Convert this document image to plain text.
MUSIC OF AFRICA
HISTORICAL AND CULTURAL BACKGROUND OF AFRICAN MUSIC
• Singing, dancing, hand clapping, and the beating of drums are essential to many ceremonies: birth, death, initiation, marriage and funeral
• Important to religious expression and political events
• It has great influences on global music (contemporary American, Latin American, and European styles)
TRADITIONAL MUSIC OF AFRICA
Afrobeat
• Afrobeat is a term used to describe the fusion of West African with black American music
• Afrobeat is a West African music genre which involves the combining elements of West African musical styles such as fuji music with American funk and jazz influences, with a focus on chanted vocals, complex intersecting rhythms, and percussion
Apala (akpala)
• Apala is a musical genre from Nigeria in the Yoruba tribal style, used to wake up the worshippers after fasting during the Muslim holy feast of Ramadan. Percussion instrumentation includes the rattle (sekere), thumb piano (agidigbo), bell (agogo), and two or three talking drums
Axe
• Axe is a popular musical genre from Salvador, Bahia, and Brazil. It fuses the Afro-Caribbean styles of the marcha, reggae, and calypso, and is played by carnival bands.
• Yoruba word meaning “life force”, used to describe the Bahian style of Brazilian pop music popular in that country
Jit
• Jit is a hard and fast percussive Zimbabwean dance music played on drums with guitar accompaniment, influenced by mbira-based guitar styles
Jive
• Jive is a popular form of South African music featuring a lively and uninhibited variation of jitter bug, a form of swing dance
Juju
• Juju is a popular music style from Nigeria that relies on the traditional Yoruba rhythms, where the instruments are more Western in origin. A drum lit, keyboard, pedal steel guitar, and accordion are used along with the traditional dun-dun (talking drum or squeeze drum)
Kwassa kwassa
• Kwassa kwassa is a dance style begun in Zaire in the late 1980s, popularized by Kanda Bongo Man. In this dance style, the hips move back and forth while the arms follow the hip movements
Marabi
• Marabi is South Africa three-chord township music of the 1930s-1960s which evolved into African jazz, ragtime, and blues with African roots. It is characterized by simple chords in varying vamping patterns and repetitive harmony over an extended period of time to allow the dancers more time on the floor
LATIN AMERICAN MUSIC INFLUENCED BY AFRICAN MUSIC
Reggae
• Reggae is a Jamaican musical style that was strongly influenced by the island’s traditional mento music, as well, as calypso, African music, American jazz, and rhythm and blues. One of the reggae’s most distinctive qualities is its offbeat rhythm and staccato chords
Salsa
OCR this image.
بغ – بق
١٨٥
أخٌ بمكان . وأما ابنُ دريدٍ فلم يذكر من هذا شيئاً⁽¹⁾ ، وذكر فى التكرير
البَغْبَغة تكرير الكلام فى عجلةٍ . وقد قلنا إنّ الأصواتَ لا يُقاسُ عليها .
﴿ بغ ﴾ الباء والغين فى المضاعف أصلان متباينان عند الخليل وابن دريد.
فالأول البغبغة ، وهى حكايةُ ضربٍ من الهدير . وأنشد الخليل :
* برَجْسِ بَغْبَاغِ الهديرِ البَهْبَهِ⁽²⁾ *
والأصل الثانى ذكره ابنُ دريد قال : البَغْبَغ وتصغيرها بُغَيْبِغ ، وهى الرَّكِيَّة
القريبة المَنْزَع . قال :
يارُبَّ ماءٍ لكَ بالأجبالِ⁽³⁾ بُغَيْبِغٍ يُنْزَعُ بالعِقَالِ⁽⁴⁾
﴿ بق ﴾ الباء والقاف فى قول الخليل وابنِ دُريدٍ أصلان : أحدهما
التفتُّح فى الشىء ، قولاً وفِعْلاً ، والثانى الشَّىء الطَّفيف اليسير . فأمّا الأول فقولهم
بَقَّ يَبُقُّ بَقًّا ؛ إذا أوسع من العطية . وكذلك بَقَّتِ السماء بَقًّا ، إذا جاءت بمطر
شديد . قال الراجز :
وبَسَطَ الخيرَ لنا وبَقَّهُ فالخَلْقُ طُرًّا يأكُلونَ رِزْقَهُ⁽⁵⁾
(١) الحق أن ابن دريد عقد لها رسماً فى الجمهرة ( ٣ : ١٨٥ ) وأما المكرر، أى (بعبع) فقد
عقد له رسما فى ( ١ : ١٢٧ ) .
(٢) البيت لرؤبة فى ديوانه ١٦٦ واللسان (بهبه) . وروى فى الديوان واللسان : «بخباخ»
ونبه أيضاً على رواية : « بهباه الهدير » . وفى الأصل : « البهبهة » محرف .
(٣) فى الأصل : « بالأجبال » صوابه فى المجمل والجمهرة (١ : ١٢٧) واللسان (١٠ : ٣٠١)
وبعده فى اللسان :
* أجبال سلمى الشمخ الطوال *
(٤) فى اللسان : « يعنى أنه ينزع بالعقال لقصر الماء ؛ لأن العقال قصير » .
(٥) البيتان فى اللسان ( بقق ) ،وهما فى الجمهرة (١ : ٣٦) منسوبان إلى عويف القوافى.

_ _ _ _ _

*GOAL OF THE EXERCISE:* Extract, word for word, each line of the listing above.

*RESULT OF THE EXERCISE:*
Convert this document image to plain text.
MUSIC OF AFRICA
HISTORICAL AND CULTURAL BACKGROUND OF AFRICAN MUSIC
• Singing, dancing, hand clapping, and the beating of drums are essential to many ceremonies: birth, death, initiation, marriage and funeral
• Important to religious expression and political events
• It has great influences on global music (contemporary American, Latin American, and European styles)
TRADITIONAL MUSIC OF AFRICA
Afrobeat
• Afrobeat is a term used to describe the fusion of West African with black American music
• Afrobeat is a West African music genre which involves the combining elements of West African musical styles such as fuji music with American funk and jazz influences, with a focus on chanted vocals, complex intersecting rhythms, and percussion
Apala (akpala)
• Apala is a musical genre from Nigeria in the Yoruba tribal style, used to wake up the worshippers after fasting during the Muslim holy feast of Ramadan. Percussion instrumentation includes the rattle (sekere), thumb piano (agidigbo), bell (agogo), and two or three talking drums
Axe
• Axe is a popular musical genre from Salvador, Bahia, and Brazil. It fuses the Afro-Caribbean styles of the marcha, reggae, and calypso, and is played by carnival bands.
• Yoruba word meaning “life force”, used to describe the Bahian style of Brazilian pop music popular in that country
Jit
• Jit is a hard and fast percussive Zimbabwean dance music played on drums with guitar accompaniment, influenced by mbira-based guitar styles
Jive
• Jive is a popular form of South African music featuring a lively and uninhibited variation of jitter bug, a form of swing dance
Juju
• Juju is a popular music style from Nigeria that relies on the traditional Yoruba rhythms, where the instruments are more Western in origin. A drum lit, keyboard, pedal steel guitar, and accordion are used along with the traditional dun-dun (talking drum or squeeze drum)
Kwassa kwassa
• Kwassa kwassa is a dance style begun in Zaire in the late 1980s, popularized by Kanda Bongo Man. In this dance style, the hips move back and forth while the arms follow the hip movements
Marabi
• Marabi is South Africa three-chord township music of the 1930s-1960s which evolved into African jazz, ragtime, and blues with African roots. It is characterized by simple chords in varying vamping patterns and repetitive harmony over an extended period of time to allow the dancers more time on the floor
LATIN AMERICAN MUSIC INFLUENCED BY AFRICAN MUSIC
Reggae
• Reggae is a Jamaican musical style that was strongly influenced by the island’s traditional mento music, as well, as calypso, African music, American jazz, and rhythm and blues. One of the reggae’s most distinctive qualities is its offbeat rhythm and staccato chords
Salsa
OCR this image.
بغ – بق
١٨٥
أخٌ بمكان . وأما ابنُ دريدٍ فلم يذكر من هذا شيئاً⁽¹⁾ ، وذكر فى التكرير
البَغْبَغة تكرير الكلام فى عجلةٍ . وقد قلنا إنّ الأصواتَ لا يُقاسُ عليها .
﴿ بغ ﴾ الباء والغين فى المضاعف أصلان متباينان عند الخليل وابن دريد.
فالأول البغبغة ، وهى حكايةُ ضربٍ من الهدير . وأنشد الخليل :
* برَجْسِ بَغْبَاغِ الهديرِ البَهْبَهِ⁽²⁾ *
والأصل الثانى ذكره ابنُ دريد قال : البَغْبَغ وتصغيرها بُغَيْبِغ ، وهى الرَّكِيَّة
القريبة المَنْزَع . قال :
يارُبَّ ماءٍ لكَ بالأجبالِ⁽³⁾ بُغَيْبِغٍ يُنْزَعُ بالعِقَالِ⁽⁴⁾
﴿ بق ﴾ الباء والقاف فى قول الخليل وابنِ دُريدٍ أصلان : أحدهما
التفتُّح فى الشىء ، قولاً وفِعْلاً ، والثانى الشَّىء الطَّفيف اليسير . فأمّا الأول فقولهم
بَقَّ يَبُقُّ بَقًّا ؛ إذا أوسع من العطية . وكذلك بَقَّتِ السماء بَقًّا ، إذا جاءت بمطر
شديد . قال الراجز :
وبَسَطَ الخيرَ لنا وبَقَّهُ فالخَلْقُ طُرًّا يأكُلونَ رِزْقَهُ⁽⁵⁾
(١) الحق أن ابن دريد عقد لها رسماً فى الجمهرة ( ٣ : ١٨٥ ) وأما المكرر، أى (بعبع) فقد
عقد له رسما فى ( ١ : ١٢٧ ) .
(٢) البيت لرؤبة فى ديوانه ١٦٦ واللسان (بهبه) . وروى فى الديوان واللسان : «بخباخ»
ونبه أيضاً على رواية : « بهباه الهدير » . وفى الأصل : « البهبهة » محرف .
(٣) فى الأصل : « بالأجبال » صوابه فى المجمل والجمهرة (١ : ١٢٧) واللسان (١٠ : ٣٠١)
وبعده فى اللسان :
* أجبال سلمى الشمخ الطوال *
(٤) فى اللسان : « يعنى أنه ينزع بالعقال لقصر الماء ؛ لأن العقال قصير » .
(٥) البيتان فى اللسان ( بقق ) ،وهما فى الجمهرة (١ : ٣٦) منسوبان إلى عويف القوافى.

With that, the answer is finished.